**OBJECTIVE**. Repeat the following rows word for word, leaving out the pictures.

**Records from a data collection**.
☆ ☆ ☆ ☆
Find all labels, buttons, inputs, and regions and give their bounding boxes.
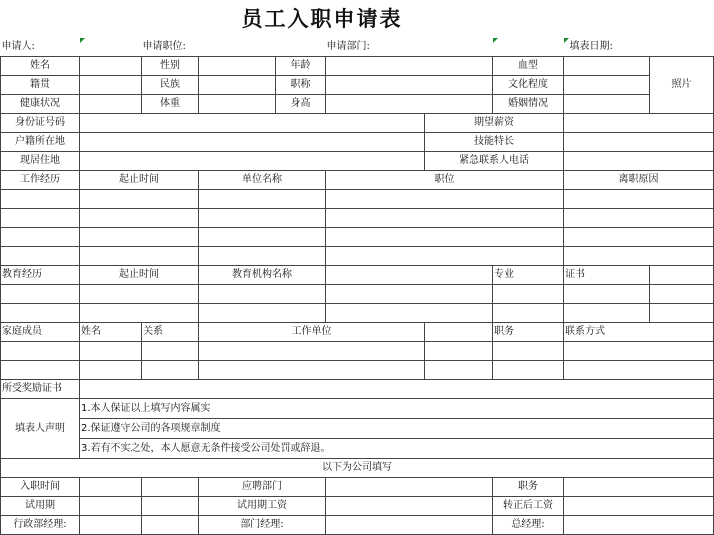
edu-cell[interactable] [650, 304, 714, 323]
education-label: 教育经历 [1, 266, 80, 285]
hire-dept-value[interactable] [326, 478, 493, 497]
work-cell[interactable] [326, 190, 564, 209]
edu-cell[interactable] [493, 285, 564, 304]
height-value[interactable] [326, 95, 493, 114]
name-value[interactable] [80, 57, 142, 76]
edu-cell[interactable] [564, 285, 650, 304]
duty-label: 职务 [493, 478, 564, 497]
hire-dept-label: 应聘部门 [199, 478, 326, 497]
regular-salary-value[interactable] [564, 497, 714, 516]
health-value[interactable] [80, 95, 142, 114]
family-row [1, 361, 714, 380]
dept-manager-value[interactable] [326, 516, 493, 535]
weight-value[interactable] [199, 95, 276, 114]
family-name-header: 姓名 [80, 323, 142, 342]
family-cell[interactable] [564, 361, 714, 380]
age-value[interactable] [326, 57, 493, 76]
education-level-label: 文化程度 [493, 76, 564, 95]
household-value[interactable] [80, 133, 425, 152]
edu-cell[interactable] [80, 304, 199, 323]
work-cell[interactable] [1, 247, 80, 266]
probation-value[interactable] [80, 497, 142, 516]
work-company-header: 单位名称 [199, 171, 326, 190]
family-relation-header: 关系 [142, 323, 199, 342]
work-cell[interactable] [564, 209, 714, 228]
origin-label: 籍贯 [1, 76, 80, 95]
hire-date-label: 入职时间 [1, 478, 80, 497]
edu-major-header: 专业 [493, 266, 564, 285]
work-cell[interactable] [199, 209, 326, 228]
family-cell[interactable] [425, 342, 493, 361]
edu-cell[interactable] [564, 304, 650, 323]
work-position-header: 职位 [326, 171, 564, 190]
age-label: 年龄 [276, 57, 326, 76]
work-cell[interactable] [199, 228, 326, 247]
work-cell[interactable] [1, 209, 80, 228]
education-row [1, 285, 714, 304]
edu-cell[interactable] [1, 285, 80, 304]
hire-date-extra[interactable] [142, 478, 199, 497]
probation-salary-value[interactable] [326, 497, 493, 516]
work-cell[interactable] [564, 190, 714, 209]
declaration-line-1: 1.本人保证以上填写内容属实 [80, 399, 714, 419]
family-row [1, 342, 714, 361]
weight-label: 体重 [142, 95, 199, 114]
edu-extra-header [650, 266, 714, 285]
expected-salary-label: 期望薪资 [425, 114, 564, 133]
declaration-line-2: 2.保证遵守公司的各项规章制度 [80, 419, 714, 439]
position-label: 申请职位: [142, 38, 326, 57]
name-label: 姓名 [1, 57, 80, 76]
admin-manager-value[interactable] [80, 516, 142, 535]
work-cell[interactable] [326, 247, 564, 266]
expected-salary-value[interactable] [564, 114, 714, 133]
family-duty-header: 职务 [493, 323, 564, 342]
work-start-header: 起止时间 [80, 171, 199, 190]
ethnicity-label: 民族 [142, 76, 199, 95]
education-row [1, 304, 714, 323]
blood-label: 血型 [493, 57, 564, 76]
marital-value[interactable] [564, 95, 650, 114]
family-cell[interactable] [142, 361, 199, 380]
residence-value[interactable] [80, 152, 425, 171]
emergency-label: 紧急联系人电话 [425, 152, 564, 171]
edu-cell[interactable] [326, 285, 493, 304]
work-cell[interactable] [564, 247, 714, 266]
work-cell[interactable] [80, 247, 199, 266]
work-cell[interactable] [1, 190, 80, 209]
blood-value[interactable] [564, 57, 650, 76]
marital-label: 婚姻情况 [493, 95, 564, 114]
emergency-value[interactable] [564, 152, 714, 171]
family-cell[interactable] [80, 342, 142, 361]
edu-institution-header: 教育机构名称 [199, 266, 326, 285]
declaration-line-3: 3.若有不实之处，本人愿意无条件接受公司处罚或辞退。 [80, 439, 714, 459]
edu-cell[interactable] [80, 285, 199, 304]
health-label: 健康状况 [1, 95, 80, 114]
applicant-value[interactable] [80, 38, 142, 57]
id-number-value[interactable] [80, 114, 425, 133]
skills-label: 技能特长 [425, 133, 564, 152]
regular-salary-label: 转正后工资 [493, 497, 564, 516]
admin-manager-label: 行政部经理: [1, 516, 80, 535]
date-label: 填表日期: [564, 38, 714, 57]
residence-label: 现居住地 [1, 152, 80, 171]
edu-cell[interactable] [199, 304, 326, 323]
work-cell[interactable] [199, 190, 326, 209]
work-label: 工作经历 [1, 171, 80, 190]
family-cell[interactable] [493, 342, 564, 361]
work-cell[interactable] [1, 228, 80, 247]
family-label: 家庭成员 [1, 323, 80, 342]
family-cell[interactable] [564, 342, 714, 361]
awards-label: 所受奖励证书 [1, 380, 80, 399]
family-cell[interactable] [425, 361, 493, 380]
job-title-value[interactable] [326, 76, 493, 95]
edu-cell[interactable] [199, 285, 326, 304]
admin-manager-extra[interactable] [142, 516, 199, 535]
family-blank-header [425, 323, 493, 342]
family-cell[interactable] [142, 342, 199, 361]
family-cell[interactable] [1, 342, 80, 361]
family-employer-header: 工作单位 [199, 323, 425, 342]
work-cell[interactable] [80, 190, 199, 209]
duty-value[interactable] [564, 478, 714, 497]
household-label: 户籍所在地 [1, 133, 80, 152]
dept-manager-label: 部门经理: [199, 516, 326, 535]
photo-box[interactable]: 照片 [650, 57, 714, 114]
edu-cell[interactable] [1, 304, 80, 323]
edu-cell[interactable] [326, 304, 493, 323]
work-cell[interactable] [326, 228, 564, 247]
general-manager-label: 总经理: [493, 516, 564, 535]
work-row [1, 247, 714, 266]
edu-cell[interactable] [493, 304, 564, 323]
family-contact-header: 联系方式 [564, 323, 714, 342]
probation-salary-label: 试用期工资 [199, 497, 326, 516]
ethnicity-value[interactable] [199, 76, 276, 95]
work-cell[interactable] [80, 228, 199, 247]
family-cell[interactable] [199, 361, 425, 380]
work-row [1, 228, 714, 247]
edu-start-header: 起止时间 [80, 266, 199, 285]
general-manager-value[interactable] [564, 516, 714, 535]
family-cell[interactable] [80, 361, 142, 380]
family-cell[interactable] [1, 361, 80, 380]
hire-date-value[interactable] [80, 478, 142, 497]
edu-blank-header [326, 266, 493, 285]
work-reason-header: 离职原因 [564, 171, 714, 190]
edu-cell[interactable] [650, 285, 714, 304]
department-label: 申请部门: [326, 38, 493, 57]
work-cell[interactable] [326, 209, 564, 228]
company-section-header: 以下为公司填写 [1, 459, 714, 478]
work-cell[interactable] [564, 228, 714, 247]
probation-extra[interactable] [142, 497, 199, 516]
work-cell[interactable] [199, 247, 326, 266]
family-cell[interactable] [199, 342, 425, 361]
probation-label: 试用期 [1, 497, 80, 516]
family-cell[interactable] [493, 361, 564, 380]
origin-value[interactable] [80, 76, 142, 95]
job-title-label: 职称 [276, 76, 326, 95]
form-title: 员工入职申请表 [241, 7, 403, 31]
height-label: 身高 [276, 95, 326, 114]
gender-label: 性别 [142, 57, 199, 76]
gender-value[interactable] [199, 57, 276, 76]
education-level-value[interactable] [564, 76, 650, 95]
applicant-label: 申请人: [1, 38, 80, 57]
work-cell[interactable] [80, 209, 199, 228]
declaration-label: 填表人声明 [1, 399, 80, 459]
application-form [0, 38, 714, 535]
skills-value[interactable] [564, 133, 714, 152]
id-number-label: 身份证号码 [1, 114, 80, 133]
work-row [1, 209, 714, 228]
edu-certificate-header: 证书 [564, 266, 650, 285]
work-row [1, 190, 714, 209]
department-value[interactable] [493, 38, 564, 57]
awards-value[interactable] [80, 380, 714, 399]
☆ ☆ ☆ ☆
**COMPLETED TASK**.
Find all labels, buttons, inputs, and regions and give their bounding boxes.
edu-cell[interactable] [650, 304, 714, 323]
education-label: 教育经历 [1, 266, 80, 285]
hire-dept-value[interactable] [326, 478, 493, 497]
work-cell[interactable] [326, 190, 564, 209]
edu-cell[interactable] [493, 285, 564, 304]
height-value[interactable] [326, 95, 493, 114]
name-value[interactable] [80, 57, 142, 76]
edu-cell[interactable] [564, 285, 650, 304]
duty-label: 职务 [493, 478, 564, 497]
hire-dept-label: 应聘部门 [199, 478, 326, 497]
regular-salary-value[interactable] [564, 497, 714, 516]
health-value[interactable] [80, 95, 142, 114]
family-row [1, 361, 714, 380]
dept-manager-value[interactable] [326, 516, 493, 535]
weight-value[interactable] [199, 95, 276, 114]
family-name-header: 姓名 [80, 323, 142, 342]
family-cell[interactable] [564, 361, 714, 380]
age-value[interactable] [326, 57, 493, 76]
education-level-label: 文化程度 [493, 76, 564, 95]
household-value[interactable] [80, 133, 425, 152]
edu-cell[interactable] [80, 304, 199, 323]
work-cell[interactable] [1, 247, 80, 266]
probation-value[interactable] [80, 497, 142, 516]
work-company-header: 单位名称 [199, 171, 326, 190]
family-relation-header: 关系 [142, 323, 199, 342]
work-cell[interactable] [564, 209, 714, 228]
origin-label: 籍贯 [1, 76, 80, 95]
hire-date-label: 入职时间 [1, 478, 80, 497]
edu-major-header: 专业 [493, 266, 564, 285]
work-cell[interactable] [199, 209, 326, 228]
family-cell[interactable] [425, 342, 493, 361]
edu-cell[interactable] [564, 304, 650, 323]
work-position-header: 职位 [326, 171, 564, 190]
age-label: 年龄 [276, 57, 326, 76]
work-cell[interactable] [199, 228, 326, 247]
work-cell[interactable] [1, 209, 80, 228]
education-row [1, 285, 714, 304]
edu-cell[interactable] [1, 285, 80, 304]
hire-date-extra[interactable] [142, 478, 199, 497]
probation-salary-value[interactable] [326, 497, 493, 516]
work-cell[interactable] [564, 190, 714, 209]
declaration-line-1: 1.本人保证以上填写内容属实 [80, 399, 714, 419]
family-row [1, 342, 714, 361]
weight-label: 体重 [142, 95, 199, 114]
edu-extra-header [650, 266, 714, 285]
expected-salary-label: 期望薪资 [425, 114, 564, 133]
declaration-line-2: 2.保证遵守公司的各项规章制度 [80, 419, 714, 439]
position-label: 申请职位: [142, 38, 326, 57]
name-label: 姓名 [1, 57, 80, 76]
admin-manager-value[interactable] [80, 516, 142, 535]
work-cell[interactable] [326, 247, 564, 266]
expected-salary-value[interactable] [564, 114, 714, 133]
family-duty-header: 职务 [493, 323, 564, 342]
work-start-header: 起止时间 [80, 171, 199, 190]
ethnicity-label: 民族 [142, 76, 199, 95]
education-row [1, 304, 714, 323]
blood-label: 血型 [493, 57, 564, 76]
marital-value[interactable] [564, 95, 650, 114]
family-cell[interactable] [142, 361, 199, 380]
residence-value[interactable] [80, 152, 425, 171]
emergency-label: 紧急联系人电话 [425, 152, 564, 171]
edu-cell[interactable] [326, 285, 493, 304]
work-cell[interactable] [564, 247, 714, 266]
work-cell[interactable] [80, 247, 199, 266]
work-cell[interactable] [1, 190, 80, 209]
blood-value[interactable] [564, 57, 650, 76]
marital-label: 婚姻情况 [493, 95, 564, 114]
emergency-value[interactable] [564, 152, 714, 171]
family-cell[interactable] [80, 342, 142, 361]
edu-institution-header: 教育机构名称 [199, 266, 326, 285]
declaration-line-3: 3.若有不实之处，本人愿意无条件接受公司处罚或辞退。 [80, 439, 714, 459]
edu-cell[interactable] [80, 285, 199, 304]
health-label: 健康状况 [1, 95, 80, 114]
applicant-value[interactable] [80, 38, 142, 57]
id-number-value[interactable] [80, 114, 425, 133]
skills-label: 技能特长 [425, 133, 564, 152]
regular-salary-label: 转正后工资 [493, 497, 564, 516]
admin-manager-label: 行政部经理: [1, 516, 80, 535]
date-label: 填表日期: [564, 38, 714, 57]
residence-label: 现居住地 [1, 152, 80, 171]
edu-cell[interactable] [199, 304, 326, 323]
work-cell[interactable] [199, 190, 326, 209]
work-label: 工作经历 [1, 171, 80, 190]
family-cell[interactable] [493, 342, 564, 361]
work-cell[interactable] [1, 228, 80, 247]
family-label: 家庭成员 [1, 323, 80, 342]
family-cell[interactable] [564, 342, 714, 361]
awards-label: 所受奖励证书 [1, 380, 80, 399]
family-cell[interactable] [425, 361, 493, 380]
job-title-value[interactable] [326, 76, 493, 95]
edu-cell[interactable] [199, 285, 326, 304]
admin-manager-extra[interactable] [142, 516, 199, 535]
family-blank-header [425, 323, 493, 342]
family-cell[interactable] [142, 342, 199, 361]
family-cell[interactable] [1, 342, 80, 361]
family-employer-header: 工作单位 [199, 323, 425, 342]
work-cell[interactable] [80, 190, 199, 209]
duty-value[interactable] [564, 478, 714, 497]
household-label: 户籍所在地 [1, 133, 80, 152]
dept-manager-label: 部门经理: [199, 516, 326, 535]
photo-box[interactable]: 照片 [650, 57, 714, 114]
edu-cell[interactable] [1, 304, 80, 323]
edu-cell[interactable] [326, 304, 493, 323]
work-cell[interactable] [326, 228, 564, 247]
general-manager-label: 总经理: [493, 516, 564, 535]
work-row [1, 247, 714, 266]
edu-cell[interactable] [493, 304, 564, 323]
family-contact-header: 联系方式 [564, 323, 714, 342]
probation-salary-label: 试用期工资 [199, 497, 326, 516]
ethnicity-value[interactable] [199, 76, 276, 95]
work-cell[interactable] [80, 228, 199, 247]
family-cell[interactable] [199, 361, 425, 380]
work-row [1, 228, 714, 247]
edu-start-header: 起止时间 [80, 266, 199, 285]
general-manager-value[interactable] [564, 516, 714, 535]
family-cell[interactable] [80, 361, 142, 380]
family-cell[interactable] [1, 361, 80, 380]
hire-date-value[interactable] [80, 478, 142, 497]
edu-blank-header [326, 266, 493, 285]
work-reason-header: 离职原因 [564, 171, 714, 190]
edu-cell[interactable] [650, 285, 714, 304]
department-label: 申请部门: [326, 38, 493, 57]
work-cell[interactable] [326, 209, 564, 228]
company-section-header: 以下为公司填写 [1, 459, 714, 478]
work-cell[interactable] [564, 228, 714, 247]
probation-extra[interactable] [142, 497, 199, 516]
work-cell[interactable] [199, 247, 326, 266]
family-cell[interactable] [199, 342, 425, 361]
probation-label: 试用期 [1, 497, 80, 516]
family-cell[interactable] [493, 361, 564, 380]
origin-value[interactable] [80, 76, 142, 95]
job-title-label: 职称 [276, 76, 326, 95]
form-title: 员工入职申请表 [241, 7, 403, 31]
height-label: 身高 [276, 95, 326, 114]
gender-label: 性别 [142, 57, 199, 76]
gender-value[interactable] [199, 57, 276, 76]
education-level-value[interactable] [564, 76, 650, 95]
applicant-label: 申请人: [1, 38, 80, 57]
work-cell[interactable] [80, 209, 199, 228]
declaration-label: 填表人声明 [1, 399, 80, 459]
application-form [0, 38, 714, 535]
skills-value[interactable] [564, 133, 714, 152]
id-number-label: 身份证号码 [1, 114, 80, 133]
work-row [1, 209, 714, 228]
edu-certificate-header: 证书 [564, 266, 650, 285]
work-row [1, 190, 714, 209]
department-value[interactable] [493, 38, 564, 57]
awards-value[interactable] [80, 380, 714, 399]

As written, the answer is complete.